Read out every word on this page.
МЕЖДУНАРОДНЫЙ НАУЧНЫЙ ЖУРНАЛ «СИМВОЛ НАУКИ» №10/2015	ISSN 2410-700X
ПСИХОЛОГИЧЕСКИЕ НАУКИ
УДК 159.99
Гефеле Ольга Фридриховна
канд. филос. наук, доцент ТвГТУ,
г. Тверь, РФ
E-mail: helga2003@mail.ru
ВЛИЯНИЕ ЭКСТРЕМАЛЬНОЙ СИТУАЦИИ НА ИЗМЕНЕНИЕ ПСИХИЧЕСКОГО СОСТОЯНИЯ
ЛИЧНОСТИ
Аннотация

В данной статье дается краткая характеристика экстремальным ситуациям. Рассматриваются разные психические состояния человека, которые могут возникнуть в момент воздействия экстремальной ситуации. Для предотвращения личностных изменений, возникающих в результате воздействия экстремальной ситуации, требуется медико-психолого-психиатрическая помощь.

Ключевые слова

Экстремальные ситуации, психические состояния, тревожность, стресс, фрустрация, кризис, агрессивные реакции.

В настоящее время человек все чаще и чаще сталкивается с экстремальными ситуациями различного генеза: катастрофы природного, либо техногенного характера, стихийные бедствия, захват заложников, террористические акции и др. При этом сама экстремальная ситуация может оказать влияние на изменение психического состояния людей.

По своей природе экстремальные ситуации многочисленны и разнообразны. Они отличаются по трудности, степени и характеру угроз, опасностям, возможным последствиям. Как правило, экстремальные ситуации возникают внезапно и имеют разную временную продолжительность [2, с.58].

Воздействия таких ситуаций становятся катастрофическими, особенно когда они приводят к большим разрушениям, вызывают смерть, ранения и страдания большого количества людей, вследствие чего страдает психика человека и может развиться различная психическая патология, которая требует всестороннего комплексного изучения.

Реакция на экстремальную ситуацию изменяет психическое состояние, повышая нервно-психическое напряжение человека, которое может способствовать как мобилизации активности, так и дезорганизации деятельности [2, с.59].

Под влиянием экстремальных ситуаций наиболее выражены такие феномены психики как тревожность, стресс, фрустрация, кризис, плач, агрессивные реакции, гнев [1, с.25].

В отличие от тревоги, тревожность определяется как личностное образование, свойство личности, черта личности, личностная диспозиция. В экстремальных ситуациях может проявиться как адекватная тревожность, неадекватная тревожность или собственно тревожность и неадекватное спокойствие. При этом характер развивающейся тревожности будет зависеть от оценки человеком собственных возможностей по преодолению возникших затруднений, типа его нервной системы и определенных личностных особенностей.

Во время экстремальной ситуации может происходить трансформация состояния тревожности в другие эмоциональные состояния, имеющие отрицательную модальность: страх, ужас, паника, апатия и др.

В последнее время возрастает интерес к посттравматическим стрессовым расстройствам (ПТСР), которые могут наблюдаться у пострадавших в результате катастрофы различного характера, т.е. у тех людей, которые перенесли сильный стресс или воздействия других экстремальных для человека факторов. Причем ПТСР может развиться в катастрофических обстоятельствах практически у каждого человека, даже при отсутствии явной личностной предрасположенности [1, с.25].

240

-*-

- Requirements -
Restate each record word for word.

- Reply to the task -
Read out every word on this page.
МЕЖДУНАРОДНЫЙ НАУЧНЫЙ ЖУРНАЛ «СИМВОЛ НАУКИ» №10/2015	ISSN 2410-700X
ПСИХОЛОГИЧЕСКИЕ НАУКИ
УДК 159.99
Гефеле Ольга Фридриховна
канд. филос. наук, доцент ТвГТУ,
г. Тверь, РФ
E-mail: helga2003@mail.ru
ВЛИЯНИЕ ЭКСТРЕМАЛЬНОЙ СИТУАЦИИ НА ИЗМЕНЕНИЕ ПСИХИЧЕСКОГО СОСТОЯНИЯ
ЛИЧНОСТИ
Аннотация

В данной статье дается краткая характеристика экстремальным ситуациям. Рассматриваются разные психические состояния человека, которые могут возникнуть в момент воздействия экстремальной ситуации. Для предотвращения личностных изменений, возникающих в результате воздействия экстремальной ситуации, требуется медико-психолого-психиатрическая помощь.

Ключевые слова

Экстремальные ситуации, психические состояния, тревожность, стресс, фрустрация, кризис, агрессивные реакции.

В настоящее время человек все чаще и чаще сталкивается с экстремальными ситуациями различного генеза: катастрофы природного, либо техногенного характера, стихийные бедствия, захват заложников, террористические акции и др. При этом сама экстремальная ситуация может оказать влияние на изменение психического состояния людей.

По своей природе экстремальные ситуации многочисленны и разнообразны. Они отличаются по трудности, степени и характеру угроз, опасностям, возможным последствиям. Как правило, экстремальные ситуации возникают внезапно и имеют разную временную продолжительность [2, с.58].

Воздействия таких ситуаций становятся катастрофическими, особенно когда они приводят к большим разрушениям, вызывают смерть, ранения и страдания большого количества людей, вследствие чего страдает психика человека и может развиться различная психическая патология, которая требует всестороннего комплексного изучения.

Реакция на экстремальную ситуацию изменяет психическое состояние, повышая нервно-психическое напряжение человека, которое может способствовать как мобилизации активности, так и дезорганизации деятельности [2, с.59].

Под влиянием экстремальных ситуаций наиболее выражены такие феномены психики как тревожность, стресс, фрустрация, кризис, плач, агрессивные реакции, гнев [1, с.25].

В отличие от тревоги, тревожность определяется как личностное образование, свойство личности, черта личности, личностная диспозиция. В экстремальных ситуациях может проявиться как адекватная тревожность, неадекватная тревожность или собственно тревожность и неадекватное спокойствие. При этом характер развивающейся тревожности будет зависеть от оценки человеком собственных возможностей по преодолению возникших затруднений, типа его нервной системы и определенных личностных особенностей.

Во время экстремальной ситуации может происходить трансформация состояния тревожности в другие эмоциональные состояния, имеющие отрицательную модальность: страх, ужас, паника, апатия и др.

В последнее время возрастает интерес к посттравматическим стрессовым расстройствам (ПТСР), которые могут наблюдаться у пострадавших в результате катастрофы различного характера, т.е. у тех людей, которые перенесли сильный стресс или воздействия других экстремальных для человека факторов. Причем ПТСР может развиться в катастрофических обстоятельствах практически у каждого человека, даже при отсутствии явной личностной предрасположенности [1, с.25].

240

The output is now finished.